→ **What to work on**
Search the data for the string "input" and gather each line it is in.

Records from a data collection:
#####

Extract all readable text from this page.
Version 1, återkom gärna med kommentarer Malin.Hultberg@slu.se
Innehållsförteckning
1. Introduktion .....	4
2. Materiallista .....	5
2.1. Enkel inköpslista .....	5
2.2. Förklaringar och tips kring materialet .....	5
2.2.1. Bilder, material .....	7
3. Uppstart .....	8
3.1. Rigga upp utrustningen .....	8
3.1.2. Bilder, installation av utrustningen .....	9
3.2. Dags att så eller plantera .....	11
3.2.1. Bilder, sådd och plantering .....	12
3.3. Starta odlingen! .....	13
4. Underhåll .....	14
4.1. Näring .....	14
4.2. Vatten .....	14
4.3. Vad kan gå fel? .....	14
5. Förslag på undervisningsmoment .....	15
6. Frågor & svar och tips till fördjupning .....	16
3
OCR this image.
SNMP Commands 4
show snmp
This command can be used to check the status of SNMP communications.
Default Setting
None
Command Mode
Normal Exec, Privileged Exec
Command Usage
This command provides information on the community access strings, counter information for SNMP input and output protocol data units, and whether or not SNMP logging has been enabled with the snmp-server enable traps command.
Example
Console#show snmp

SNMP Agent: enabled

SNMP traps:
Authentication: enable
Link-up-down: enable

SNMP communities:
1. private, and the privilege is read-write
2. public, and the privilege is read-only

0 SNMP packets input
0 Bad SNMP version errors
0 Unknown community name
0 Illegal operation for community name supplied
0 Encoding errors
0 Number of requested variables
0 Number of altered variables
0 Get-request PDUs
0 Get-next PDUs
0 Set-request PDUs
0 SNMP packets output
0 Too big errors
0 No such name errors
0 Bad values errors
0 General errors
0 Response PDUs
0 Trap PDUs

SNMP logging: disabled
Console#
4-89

#####

→ **Solution**
This command provides information on the community access strings, counter information for SNMP input and output protocol data units, and whether or not SNMP logging has been enabled with the snmp-server enable traps command.
0 SNMP packets input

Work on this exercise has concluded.